▶ [WHAT THIS TASK INVOLVES]:
Every line of the listing must be reproduced as it stands. Leave the images behind.

--- --- ---

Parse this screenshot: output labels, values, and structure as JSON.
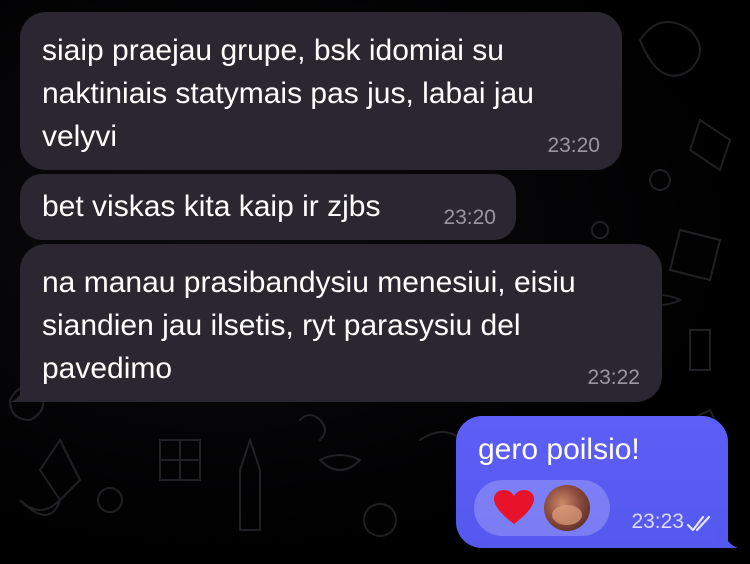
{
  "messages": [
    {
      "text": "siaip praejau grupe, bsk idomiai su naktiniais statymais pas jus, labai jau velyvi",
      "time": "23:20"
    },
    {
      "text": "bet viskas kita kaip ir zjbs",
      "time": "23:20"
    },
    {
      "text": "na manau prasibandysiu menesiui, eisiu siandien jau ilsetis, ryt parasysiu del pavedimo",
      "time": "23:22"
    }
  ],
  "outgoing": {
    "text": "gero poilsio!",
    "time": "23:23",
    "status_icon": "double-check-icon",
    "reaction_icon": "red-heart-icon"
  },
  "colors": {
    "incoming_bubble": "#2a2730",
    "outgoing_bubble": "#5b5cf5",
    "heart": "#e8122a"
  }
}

--- --- ---

▶ [RESPONSE]:
Parse this screenshot: output labels, values, and structure as JSON.
{
  "messages": [
    {
      "text": "siaip praejau grupe, bsk idomiai su naktiniais statymais pas jus, labai jau velyvi",
      "time": "23:20"
    },
    {
      "text": "bet viskas kita kaip ir zjbs",
      "time": "23:20"
    },
    {
      "text": "na manau prasibandysiu menesiui, eisiu siandien jau ilsetis, ryt parasysiu del pavedimo",
      "time": "23:22"
    }
  ],
  "outgoing": {
    "text": "gero poilsio!",
    "time": "23:23",
    "status_icon": "double-check-icon",
    "reaction_icon": "red-heart-icon"
  },
  "colors": {
    "incoming_bubble": "#2a2730",
    "outgoing_bubble": "#5b5cf5",
    "heart": "#e8122a"
  }
}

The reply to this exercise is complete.